(Work instructions) Reproduce every line of the data below word for word, leaving out the picture.

(Source data)
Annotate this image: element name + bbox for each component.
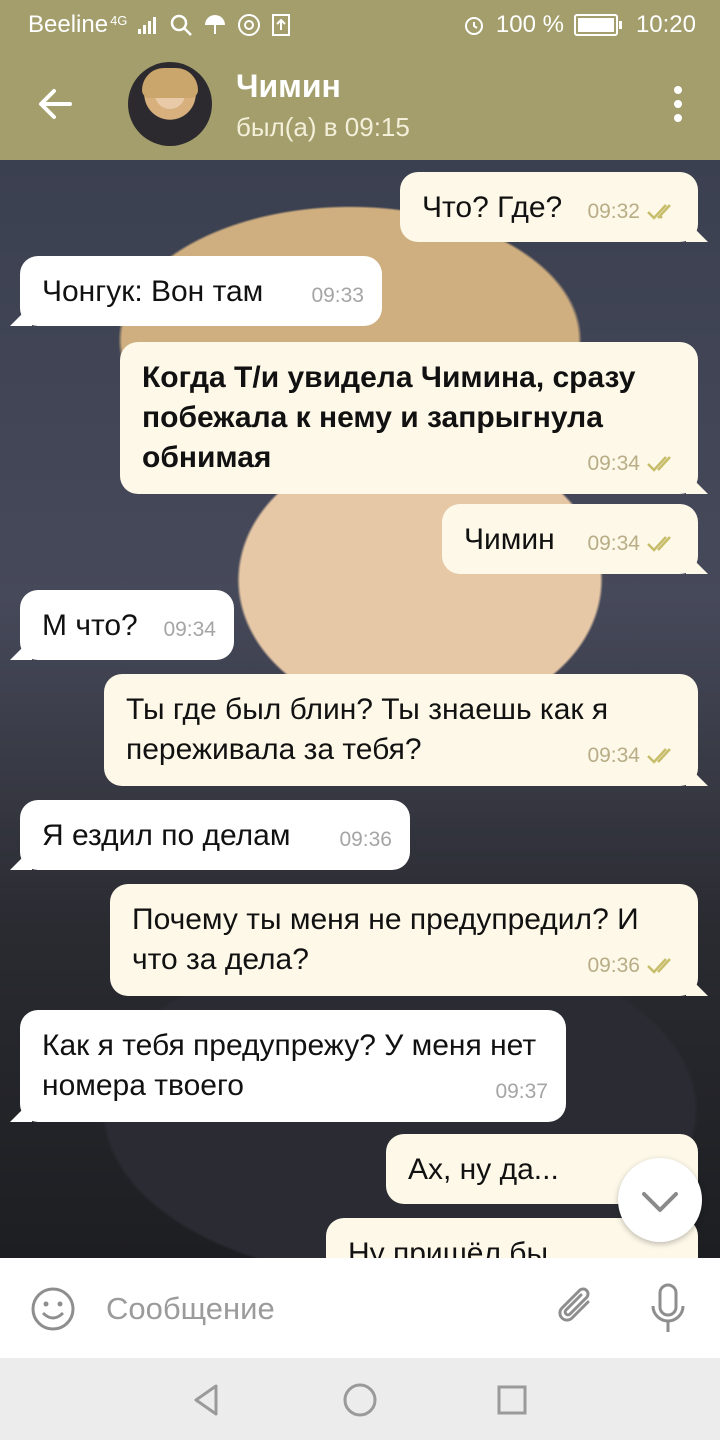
double-check-icon — [647, 958, 671, 974]
message-time: 09:33 — [311, 284, 364, 307]
message-text: Когда Т/и увидела Чимина, сразу побежала… — [142, 361, 636, 474]
back-triangle-icon — [194, 1384, 218, 1416]
double-check-icon — [647, 536, 671, 552]
message-text: Почему ты меня не предупредил? И что за … — [132, 903, 639, 976]
message-text: М что? — [42, 609, 138, 642]
upload-icon — [272, 14, 291, 36]
message-in[interactable]: Чонгук: Вон там 09:33 — [20, 256, 382, 326]
message-text: Что? Где? — [422, 191, 563, 224]
nav-recents-button[interactable] — [492, 1380, 532, 1420]
message-in[interactable]: М что? 09:34 — [20, 590, 234, 660]
message-text: Ах, ну да... — [408, 1153, 559, 1186]
search-icon — [171, 14, 193, 36]
scroll-down-button[interactable] — [618, 1158, 702, 1242]
battery-icon — [573, 14, 622, 36]
mic-button[interactable] — [648, 1282, 688, 1336]
double-check-icon — [647, 456, 671, 472]
message-out[interactable]: Почему ты меня не предупредил? И что за … — [110, 884, 698, 996]
message-time: 09:34 — [587, 452, 640, 475]
home-circle-icon — [343, 1383, 377, 1417]
message-out[interactable]: Что? Где? 09:32 — [400, 172, 698, 242]
emoji-button[interactable] — [30, 1286, 76, 1332]
signal-icon — [138, 17, 157, 34]
chat-area[interactable]: Что? Где? 09:32 Чонгук: Вон там 09:33 Ко… — [0, 160, 720, 1258]
message-time: 09:34 — [587, 744, 640, 767]
message-out[interactable]: Ты где был блин? Ты знаешь как я пережив… — [104, 674, 698, 786]
nav-home-button[interactable] — [340, 1380, 380, 1420]
message-out[interactable]: Когда Т/и увидела Чимина, сразу побежала… — [120, 342, 698, 494]
message-text: Как я тебя предупрежу? У меня нет номера… — [42, 1029, 537, 1102]
battery-percent: 100 % — [495, 11, 564, 38]
back-arrow-icon — [39, 89, 72, 119]
recents-square-icon — [497, 1385, 527, 1415]
message-out[interactable]: Чимин 09:34 — [442, 504, 698, 574]
avatar[interactable] — [128, 62, 212, 146]
chevron-down-icon — [642, 1192, 678, 1212]
contact-name[interactable]: Чимин — [236, 68, 341, 105]
umbrella-icon — [205, 15, 226, 34]
message-text: Ты где был блин? Ты знаешь как я пережив… — [126, 693, 609, 766]
nav-back-button[interactable] — [186, 1380, 226, 1420]
double-check-icon — [647, 204, 671, 220]
system-nav-bar — [0, 1358, 720, 1440]
at-icon — [238, 14, 261, 36]
attach-button[interactable] — [554, 1284, 600, 1332]
message-text: Я ездил по делам — [42, 819, 291, 852]
double-check-icon — [647, 748, 671, 764]
message-time: 09:36 — [339, 828, 392, 851]
emoji-icon — [31, 1287, 75, 1331]
message-time: 09:34 — [587, 532, 640, 555]
message-text: Ну пришёл бы — [348, 1237, 549, 1258]
network-type: 4G — [110, 12, 128, 28]
alarm-icon — [464, 17, 483, 35]
message-input[interactable] — [104, 1284, 528, 1334]
carrier-label: Beeline — [28, 11, 109, 38]
message-in[interactable]: Я ездил по делам 09:36 — [20, 800, 410, 870]
message-in[interactable]: Как я тебя предупрежу? У меня нет номера… — [20, 1010, 566, 1122]
message-text: Чимин — [464, 523, 555, 556]
contact-status: был(а) в 09:15 — [236, 112, 410, 142]
message-time: 09:32 — [587, 200, 640, 223]
status-bar: Beeline 4G 100 % 10:20 — [0, 0, 720, 50]
more-vert-icon[interactable] — [666, 82, 690, 126]
message-time: 09:34 — [163, 618, 216, 641]
mic-icon — [651, 1283, 685, 1332]
composer — [0, 1258, 720, 1358]
attach-icon — [558, 1287, 590, 1322]
chat-header: Чимин был(а) в 09:15 — [0, 50, 720, 160]
message-time: 09:37 — [495, 1080, 548, 1103]
message-time: 09:36 — [587, 954, 640, 977]
clock: 10:20 — [635, 11, 696, 38]
message-text: Чонгук: Вон там — [42, 275, 264, 308]
back-button[interactable] — [30, 78, 82, 130]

(Output for this task)
Annotate this image: element name + bbox for each component.
double-check-icon — [647, 958, 671, 974]
message-time: 09:33 — [311, 284, 364, 307]
message-text: Когда Т/и увидела Чимина, сразу побежала… — [142, 361, 636, 474]
back-triangle-icon — [194, 1384, 218, 1416]
double-check-icon — [647, 536, 671, 552]
message-text: Почему ты меня не предупредил? И что за … — [132, 903, 639, 976]
message-text: М что? — [42, 609, 138, 642]
upload-icon — [272, 14, 291, 36]
message-in[interactable]: Чонгук: Вон там 09:33 — [20, 256, 382, 326]
message-text: Что? Где? — [422, 191, 563, 224]
nav-recents-button[interactable] — [492, 1380, 532, 1420]
message-in[interactable]: М что? 09:34 — [20, 590, 234, 660]
message-text: Ах, ну да... — [408, 1153, 559, 1186]
search-icon — [171, 14, 193, 36]
scroll-down-button[interactable] — [618, 1158, 702, 1242]
battery-icon — [573, 14, 622, 36]
mic-button[interactable] — [648, 1282, 688, 1336]
double-check-icon — [647, 456, 671, 472]
message-out[interactable]: Почему ты меня не предупредил? И что за … — [110, 884, 698, 996]
message-time: 09:34 — [587, 452, 640, 475]
home-circle-icon — [343, 1383, 377, 1417]
message-out[interactable]: Что? Где? 09:32 — [400, 172, 698, 242]
emoji-button[interactable] — [30, 1286, 76, 1332]
signal-icon — [138, 17, 157, 34]
chat-area[interactable]: Что? Где? 09:32 Чонгук: Вон там 09:33 Ко… — [0, 160, 720, 1258]
message-time: 09:34 — [587, 744, 640, 767]
message-out[interactable]: Ты где был блин? Ты знаешь как я пережив… — [104, 674, 698, 786]
nav-home-button[interactable] — [340, 1380, 380, 1420]
message-out[interactable]: Когда Т/и увидела Чимина, сразу побежала… — [120, 342, 698, 494]
message-text: Как я тебя предупрежу? У меня нет номера… — [42, 1029, 537, 1102]
battery-percent: 100 % — [495, 11, 564, 38]
back-arrow-icon — [39, 89, 72, 119]
recents-square-icon — [497, 1385, 527, 1415]
message-out[interactable]: Чимин 09:34 — [442, 504, 698, 574]
avatar[interactable] — [128, 62, 212, 146]
chevron-down-icon — [642, 1192, 678, 1212]
contact-name[interactable]: Чимин — [236, 68, 341, 105]
umbrella-icon — [205, 15, 226, 34]
message-text: Ты где был блин? Ты знаешь как я пережив… — [126, 693, 609, 766]
nav-back-button[interactable] — [186, 1380, 226, 1420]
double-check-icon — [647, 204, 671, 220]
system-nav-bar — [0, 1358, 720, 1440]
at-icon — [238, 14, 261, 36]
attach-button[interactable] — [554, 1284, 600, 1332]
message-text: Я ездил по делам — [42, 819, 291, 852]
double-check-icon — [647, 748, 671, 764]
message-time: 09:36 — [339, 828, 392, 851]
emoji-icon — [31, 1287, 75, 1331]
message-time: 09:34 — [587, 532, 640, 555]
message-text: Ну пришёл бы — [348, 1237, 549, 1258]
network-type: 4G — [110, 12, 128, 28]
alarm-icon — [464, 17, 483, 35]
message-input[interactable] — [104, 1284, 528, 1334]
carrier-label: Beeline — [28, 11, 109, 38]
message-in[interactable]: Я ездил по делам 09:36 — [20, 800, 410, 870]
message-in[interactable]: Как я тебя предупрежу? У меня нет номера… — [20, 1010, 566, 1122]
message-text: Чимин — [464, 523, 555, 556]
contact-status: был(а) в 09:15 — [236, 112, 410, 142]
message-time: 09:32 — [587, 200, 640, 223]
status-bar: Beeline 4G 100 % 10:20 — [0, 0, 720, 50]
more-vert-icon[interactable] — [666, 82, 690, 126]
message-time: 09:34 — [163, 618, 216, 641]
mic-icon — [651, 1283, 685, 1332]
composer — [0, 1258, 720, 1358]
attach-icon — [558, 1287, 590, 1322]
chat-header: Чимин был(а) в 09:15 — [0, 50, 720, 160]
message-time: 09:37 — [495, 1080, 548, 1103]
message-time: 09:36 — [587, 954, 640, 977]
clock: 10:20 — [635, 11, 696, 38]
message-text: Чонгук: Вон там — [42, 275, 264, 308]
back-button[interactable] — [30, 78, 82, 130]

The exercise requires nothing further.